### Work to be completed
Scan the data below for the string "name". Copy every line where it appears.

### Stored records
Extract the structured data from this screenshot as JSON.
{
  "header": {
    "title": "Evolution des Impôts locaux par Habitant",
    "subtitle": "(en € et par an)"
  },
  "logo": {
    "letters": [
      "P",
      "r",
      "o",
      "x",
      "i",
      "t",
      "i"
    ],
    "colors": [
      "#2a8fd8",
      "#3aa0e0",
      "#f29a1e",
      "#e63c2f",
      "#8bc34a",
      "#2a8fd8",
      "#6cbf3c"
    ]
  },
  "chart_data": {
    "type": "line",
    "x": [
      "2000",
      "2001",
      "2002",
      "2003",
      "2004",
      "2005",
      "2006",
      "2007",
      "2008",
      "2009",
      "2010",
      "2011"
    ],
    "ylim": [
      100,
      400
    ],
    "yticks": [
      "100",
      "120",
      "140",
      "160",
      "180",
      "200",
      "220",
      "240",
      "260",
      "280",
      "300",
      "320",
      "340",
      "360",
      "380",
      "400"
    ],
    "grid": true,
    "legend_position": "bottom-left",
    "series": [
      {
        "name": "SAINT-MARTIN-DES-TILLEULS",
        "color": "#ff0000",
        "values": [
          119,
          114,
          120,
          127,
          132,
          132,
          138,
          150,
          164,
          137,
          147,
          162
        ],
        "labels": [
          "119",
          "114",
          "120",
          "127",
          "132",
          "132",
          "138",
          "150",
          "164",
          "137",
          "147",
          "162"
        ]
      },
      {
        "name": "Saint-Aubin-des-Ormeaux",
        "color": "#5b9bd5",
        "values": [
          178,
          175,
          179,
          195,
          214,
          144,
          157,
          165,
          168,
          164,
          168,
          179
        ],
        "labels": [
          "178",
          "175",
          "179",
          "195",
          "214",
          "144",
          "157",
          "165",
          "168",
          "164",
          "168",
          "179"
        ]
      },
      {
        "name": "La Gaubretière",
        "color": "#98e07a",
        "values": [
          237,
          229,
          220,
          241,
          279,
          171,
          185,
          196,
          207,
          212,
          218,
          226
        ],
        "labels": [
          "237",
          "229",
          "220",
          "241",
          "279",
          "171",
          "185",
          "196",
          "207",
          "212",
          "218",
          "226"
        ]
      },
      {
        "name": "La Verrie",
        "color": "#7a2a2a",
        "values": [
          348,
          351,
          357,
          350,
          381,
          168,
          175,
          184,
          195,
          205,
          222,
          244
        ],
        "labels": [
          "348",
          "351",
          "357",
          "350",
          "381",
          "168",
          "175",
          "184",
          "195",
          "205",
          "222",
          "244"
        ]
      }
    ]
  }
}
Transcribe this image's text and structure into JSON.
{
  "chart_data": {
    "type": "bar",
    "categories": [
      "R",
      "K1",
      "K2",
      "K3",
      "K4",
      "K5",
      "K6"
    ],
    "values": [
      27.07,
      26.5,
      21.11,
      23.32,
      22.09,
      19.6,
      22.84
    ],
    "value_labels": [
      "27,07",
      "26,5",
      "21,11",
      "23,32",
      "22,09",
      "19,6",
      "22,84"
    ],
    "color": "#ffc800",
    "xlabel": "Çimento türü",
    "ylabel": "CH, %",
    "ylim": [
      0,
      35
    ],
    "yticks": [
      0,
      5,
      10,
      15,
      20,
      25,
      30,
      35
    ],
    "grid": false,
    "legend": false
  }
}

* * *

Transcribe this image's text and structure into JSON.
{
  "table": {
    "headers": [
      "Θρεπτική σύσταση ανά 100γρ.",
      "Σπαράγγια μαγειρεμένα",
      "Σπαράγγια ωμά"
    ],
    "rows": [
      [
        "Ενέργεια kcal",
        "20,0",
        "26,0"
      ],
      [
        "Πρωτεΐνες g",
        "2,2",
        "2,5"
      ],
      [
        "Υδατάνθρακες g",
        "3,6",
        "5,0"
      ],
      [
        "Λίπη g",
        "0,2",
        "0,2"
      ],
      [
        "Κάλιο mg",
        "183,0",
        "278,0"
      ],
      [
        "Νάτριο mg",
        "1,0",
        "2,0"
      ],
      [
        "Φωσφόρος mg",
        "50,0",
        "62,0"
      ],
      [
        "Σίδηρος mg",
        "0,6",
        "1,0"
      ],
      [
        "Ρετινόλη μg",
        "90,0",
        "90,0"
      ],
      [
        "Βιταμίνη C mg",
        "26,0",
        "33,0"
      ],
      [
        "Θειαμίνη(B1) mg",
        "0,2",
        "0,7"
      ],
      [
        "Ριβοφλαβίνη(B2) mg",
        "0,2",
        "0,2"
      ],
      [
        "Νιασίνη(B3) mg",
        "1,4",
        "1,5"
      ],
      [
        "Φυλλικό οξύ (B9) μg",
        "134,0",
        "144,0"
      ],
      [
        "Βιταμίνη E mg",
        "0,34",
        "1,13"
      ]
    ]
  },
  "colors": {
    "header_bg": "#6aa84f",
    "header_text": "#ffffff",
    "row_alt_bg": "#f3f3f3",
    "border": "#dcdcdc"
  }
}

==

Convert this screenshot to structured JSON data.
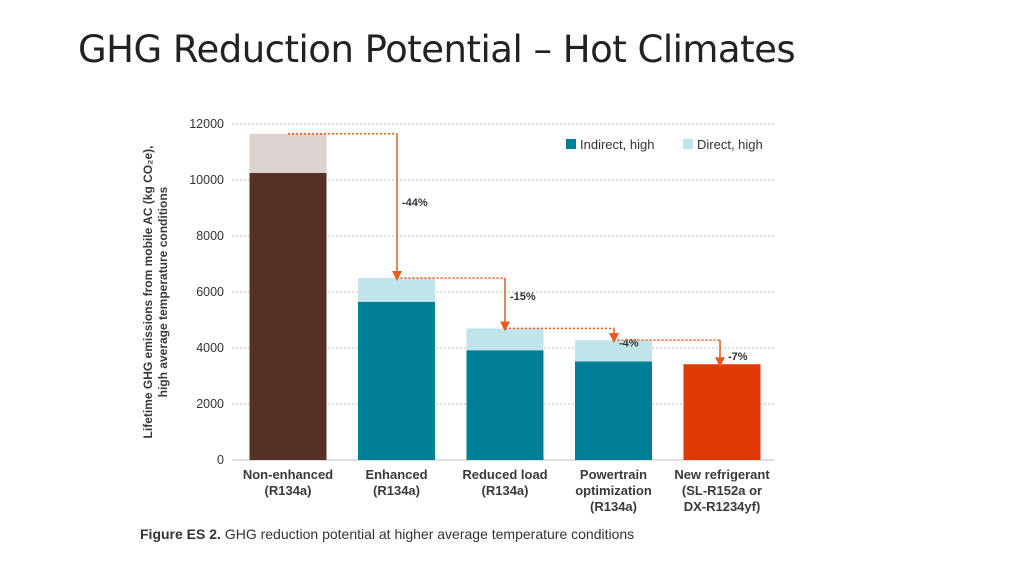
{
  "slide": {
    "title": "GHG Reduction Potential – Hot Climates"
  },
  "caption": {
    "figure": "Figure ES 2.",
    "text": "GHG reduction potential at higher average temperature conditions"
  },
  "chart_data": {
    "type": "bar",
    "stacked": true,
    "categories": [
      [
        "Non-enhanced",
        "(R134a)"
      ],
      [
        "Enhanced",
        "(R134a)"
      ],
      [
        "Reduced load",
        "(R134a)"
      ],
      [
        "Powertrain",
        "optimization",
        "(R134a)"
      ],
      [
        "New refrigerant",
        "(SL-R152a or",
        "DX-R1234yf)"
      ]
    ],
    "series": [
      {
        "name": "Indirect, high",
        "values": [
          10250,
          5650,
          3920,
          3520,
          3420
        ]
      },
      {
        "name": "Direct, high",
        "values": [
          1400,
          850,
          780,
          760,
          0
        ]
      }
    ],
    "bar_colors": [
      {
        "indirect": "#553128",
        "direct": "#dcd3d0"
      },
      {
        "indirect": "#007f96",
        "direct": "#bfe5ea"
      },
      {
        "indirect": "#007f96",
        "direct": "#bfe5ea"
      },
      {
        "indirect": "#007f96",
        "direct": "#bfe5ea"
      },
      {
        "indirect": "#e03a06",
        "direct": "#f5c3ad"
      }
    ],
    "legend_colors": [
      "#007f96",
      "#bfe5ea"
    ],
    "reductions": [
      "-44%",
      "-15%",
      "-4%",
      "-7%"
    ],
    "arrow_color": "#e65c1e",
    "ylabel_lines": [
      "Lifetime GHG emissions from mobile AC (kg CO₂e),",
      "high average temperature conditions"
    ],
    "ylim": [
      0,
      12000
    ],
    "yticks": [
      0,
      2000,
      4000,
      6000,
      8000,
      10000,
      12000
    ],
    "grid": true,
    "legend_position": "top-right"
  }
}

### Exercise answer
        "name": "SAINT-MARTIN-DES-TILLEULS",
        "name": "Saint-Aubin-des-Ormeaux",
        "name": "La Gaubretière",
        "name": "La Verrie",
        "name": "Indirect, high",
        "name": "Direct, high",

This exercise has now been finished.